- [The exercise]
Copy out the response on kiln-related product deliveries word for word, from "Response No. 3.  We" down through "Clair).  See Map 1.".

- [Text segment]
Response No. 3.  We acknowledge the Staff’s comment.  We have supplementally provided the Staff with a map showing the approximate geographic regions where a majority of the Company’s kiln related products were delivered to customers for 2010 directly from each of the Company’s three plants that contain kilns: the Cleburne, Texas plant (TLC); the Batesville, Arkansas plant (ALC); and the St. Clair (Marble City), Oklahoma plant (St. Clair).  See Map 1.

 

In addition, as discussed in greater detail in response to Staff Comment Nos. 4 and 6 below, the Company’s three kiln plants also supply quicklime to the Company’s four slurry facilities located in Houston, Texas (one facility) and the Dallas-Ft. Worth Metroplex (three facilities) for processing into lime slurry, and to the Company’s Shreveport, Louisiana facility for delivery to customers, or for processing into hydrated lime or lime slurry.  We have, therefore, supplementally provided the Staff with a second map overlay showing the approximate geographic regions where a majority of the Company’s kiln related products were delivered to customers for 2010 from the Company’s Houston and Dallas-Ft. Worth Metroplex slurry facilities (USL), and from the Company’s Shreveport facility (USLS).  See Map 2 (ovelay).  In each case, the only source of quicklime for the Texas slurry facilities and the Shreveport facility was the Company’s three kiln plants; therefore, the resulting lime slurry delivered to customers by the Texas lime slurry facilities, and the quicklime and resulting hydrated lime and lime slurry delivered to customers by the Shreveport facility, may be viewed as indirect deliveries to customers of kiln related products from the Company’s three kiln plants (although, given the fungibility of the Company’s high-purity quicklime, it is not possible to identify precisely the quicklime provided by a particular kiln plant that was delivered by the Company’s Shreveport facility or processed into hydrated lime or lime slurry and delivered by the Company’s Texas slurry or Shreveport facilities to any given customer).

[Region and label listings]
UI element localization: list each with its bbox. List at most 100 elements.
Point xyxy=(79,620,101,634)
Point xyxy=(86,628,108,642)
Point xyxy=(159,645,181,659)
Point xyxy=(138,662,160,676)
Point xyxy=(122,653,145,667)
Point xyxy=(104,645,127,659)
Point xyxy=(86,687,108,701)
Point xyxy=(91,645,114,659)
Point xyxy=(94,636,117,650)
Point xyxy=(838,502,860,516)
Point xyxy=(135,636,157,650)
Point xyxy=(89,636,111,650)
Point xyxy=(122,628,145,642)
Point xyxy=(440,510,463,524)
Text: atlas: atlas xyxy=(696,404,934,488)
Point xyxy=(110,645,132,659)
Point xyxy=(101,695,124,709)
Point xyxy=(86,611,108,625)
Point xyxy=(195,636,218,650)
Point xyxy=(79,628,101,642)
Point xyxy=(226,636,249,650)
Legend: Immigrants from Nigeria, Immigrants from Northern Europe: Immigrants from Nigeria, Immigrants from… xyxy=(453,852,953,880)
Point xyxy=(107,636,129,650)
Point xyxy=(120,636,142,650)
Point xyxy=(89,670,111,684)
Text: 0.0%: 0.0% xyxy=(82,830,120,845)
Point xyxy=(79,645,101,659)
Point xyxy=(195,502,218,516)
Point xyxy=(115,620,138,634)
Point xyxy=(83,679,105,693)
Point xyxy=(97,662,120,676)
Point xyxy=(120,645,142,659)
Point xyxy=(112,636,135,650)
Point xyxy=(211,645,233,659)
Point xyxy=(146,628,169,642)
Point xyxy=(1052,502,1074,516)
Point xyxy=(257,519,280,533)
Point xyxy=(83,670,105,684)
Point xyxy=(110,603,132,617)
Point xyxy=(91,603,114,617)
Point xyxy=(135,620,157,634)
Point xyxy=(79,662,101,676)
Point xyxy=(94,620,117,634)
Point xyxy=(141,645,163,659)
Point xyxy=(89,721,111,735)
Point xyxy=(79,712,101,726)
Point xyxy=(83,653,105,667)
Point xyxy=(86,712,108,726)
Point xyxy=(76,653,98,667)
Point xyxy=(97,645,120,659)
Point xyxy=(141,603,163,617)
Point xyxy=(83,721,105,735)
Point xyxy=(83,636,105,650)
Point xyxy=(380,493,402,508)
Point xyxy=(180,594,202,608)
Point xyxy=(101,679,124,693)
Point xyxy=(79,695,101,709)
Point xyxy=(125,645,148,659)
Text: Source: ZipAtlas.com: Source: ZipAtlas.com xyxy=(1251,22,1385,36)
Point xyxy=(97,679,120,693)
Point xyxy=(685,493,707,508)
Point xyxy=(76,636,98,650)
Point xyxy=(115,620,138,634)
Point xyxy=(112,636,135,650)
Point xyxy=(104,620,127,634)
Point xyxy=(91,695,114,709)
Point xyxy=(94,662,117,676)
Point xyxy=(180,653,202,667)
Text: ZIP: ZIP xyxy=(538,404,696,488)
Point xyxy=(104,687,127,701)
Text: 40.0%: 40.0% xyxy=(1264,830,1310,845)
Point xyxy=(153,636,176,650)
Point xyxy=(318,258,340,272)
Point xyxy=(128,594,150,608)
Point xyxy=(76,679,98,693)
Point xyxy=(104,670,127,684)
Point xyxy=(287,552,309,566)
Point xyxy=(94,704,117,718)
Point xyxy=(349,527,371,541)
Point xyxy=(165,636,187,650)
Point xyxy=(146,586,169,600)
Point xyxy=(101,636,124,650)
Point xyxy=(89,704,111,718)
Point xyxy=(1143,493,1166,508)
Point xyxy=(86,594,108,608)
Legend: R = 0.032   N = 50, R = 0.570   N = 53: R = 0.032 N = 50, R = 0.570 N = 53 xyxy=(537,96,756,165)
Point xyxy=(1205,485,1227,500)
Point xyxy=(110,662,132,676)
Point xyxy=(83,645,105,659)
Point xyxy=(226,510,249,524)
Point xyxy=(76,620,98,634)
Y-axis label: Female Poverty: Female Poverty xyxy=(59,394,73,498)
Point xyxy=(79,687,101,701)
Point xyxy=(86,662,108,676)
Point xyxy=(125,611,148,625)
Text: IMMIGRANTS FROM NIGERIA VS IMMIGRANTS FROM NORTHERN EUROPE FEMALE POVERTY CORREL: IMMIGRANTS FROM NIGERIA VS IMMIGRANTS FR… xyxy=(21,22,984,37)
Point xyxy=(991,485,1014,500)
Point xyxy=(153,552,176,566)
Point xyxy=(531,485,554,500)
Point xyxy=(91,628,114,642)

- [Output]
Response No. 3.  We acknowledge the Staff’s comment.  We have supplementally provided the Staff with a map showing the approximate geographic regions where a majority of the Company’s kiln related products were delivered to customers for 2010 directly from each of the Company’s three plants that contain kilns: the Cleburne, Texas plant (TLC); the Batesville, Arkansas plant (ALC); and the St. Clair (Marble City), Oklahoma plant (St. Clair).  See Map 1.